• [Record extracts]:
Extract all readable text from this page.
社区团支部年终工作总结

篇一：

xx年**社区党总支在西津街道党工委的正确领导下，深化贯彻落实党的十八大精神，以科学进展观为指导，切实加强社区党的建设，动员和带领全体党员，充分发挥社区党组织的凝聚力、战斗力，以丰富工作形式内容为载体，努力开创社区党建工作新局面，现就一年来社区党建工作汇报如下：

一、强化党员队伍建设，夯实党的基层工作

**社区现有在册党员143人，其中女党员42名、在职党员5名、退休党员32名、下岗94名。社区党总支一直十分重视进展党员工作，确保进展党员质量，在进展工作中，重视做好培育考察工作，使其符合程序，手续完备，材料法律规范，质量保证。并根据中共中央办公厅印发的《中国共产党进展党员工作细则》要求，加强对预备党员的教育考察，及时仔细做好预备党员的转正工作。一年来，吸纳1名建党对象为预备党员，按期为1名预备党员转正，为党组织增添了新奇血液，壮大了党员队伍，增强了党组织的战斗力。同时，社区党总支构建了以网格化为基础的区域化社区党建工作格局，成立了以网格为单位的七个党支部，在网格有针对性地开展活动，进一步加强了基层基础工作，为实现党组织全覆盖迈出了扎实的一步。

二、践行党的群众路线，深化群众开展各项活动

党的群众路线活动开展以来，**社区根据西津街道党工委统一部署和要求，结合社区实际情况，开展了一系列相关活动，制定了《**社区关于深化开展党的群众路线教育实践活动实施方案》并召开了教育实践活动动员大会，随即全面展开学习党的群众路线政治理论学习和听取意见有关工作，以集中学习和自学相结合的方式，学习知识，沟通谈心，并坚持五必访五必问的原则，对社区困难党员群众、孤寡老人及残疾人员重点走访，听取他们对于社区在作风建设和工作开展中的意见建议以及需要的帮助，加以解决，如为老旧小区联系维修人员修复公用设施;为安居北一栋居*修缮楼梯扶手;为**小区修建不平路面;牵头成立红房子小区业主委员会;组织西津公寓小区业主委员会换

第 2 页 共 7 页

• [Challenge]: Would you reproduce the material above in full, exactly as given?

• [Answer for this exercise]:
Extract all readable text from this page.
社区团支部年终工作总结

篇一：

xx年**社区党总支在西津街道党工委的正确领导下，深化贯彻落实党的十八大精神，以科学进展观为指导，切实加强社区党的建设，动员和带领全体党员，充分发挥社区党组织的凝聚力、战斗力，以丰富工作形式内容为载体，努力开创社区党建工作新局面，现就一年来社区党建工作汇报如下：

一、强化党员队伍建设，夯实党的基层工作

**社区现有在册党员143人，其中女党员42名、在职党员5名、退休党员32名、下岗94名。社区党总支一直十分重视进展党员工作，确保进展党员质量，在进展工作中，重视做好培育考察工作，使其符合程序，手续完备，材料法律规范，质量保证。并根据中共中央办公厅印发的《中国共产党进展党员工作细则》要求，加强对预备党员的教育考察，及时仔细做好预备党员的转正工作。一年来，吸纳1名建党对象为预备党员，按期为1名预备党员转正，为党组织增添了新奇血液，壮大了党员队伍，增强了党组织的战斗力。同时，社区党总支构建了以网格化为基础的区域化社区党建工作格局，成立了以网格为单位的七个党支部，在网格有针对性地开展活动，进一步加强了基层基础工作，为实现党组织全覆盖迈出了扎实的一步。

二、践行党的群众路线，深化群众开展各项活动

党的群众路线活动开展以来，**社区根据西津街道党工委统一部署和要求，结合社区实际情况，开展了一系列相关活动，制定了《**社区关于深化开展党的群众路线教育实践活动实施方案》并召开了教育实践活动动员大会，随即全面展开学习党的群众路线政治理论学习和听取意见有关工作，以集中学习和自学相结合的方式，学习知识，沟通谈心，并坚持五必访五必问的原则，对社区困难党员群众、孤寡老人及残疾人员重点走访，听取他们对于社区在作风建设和工作开展中的意见建议以及需要的帮助，加以解决，如为老旧小区联系维修人员修复公用设施;为安居北一栋居*修缮楼梯扶手;为**小区修建不平路面;牵头成立红房子小区业主委员会;组织西津公寓小区业主委员会换

第 2 页 共 7 页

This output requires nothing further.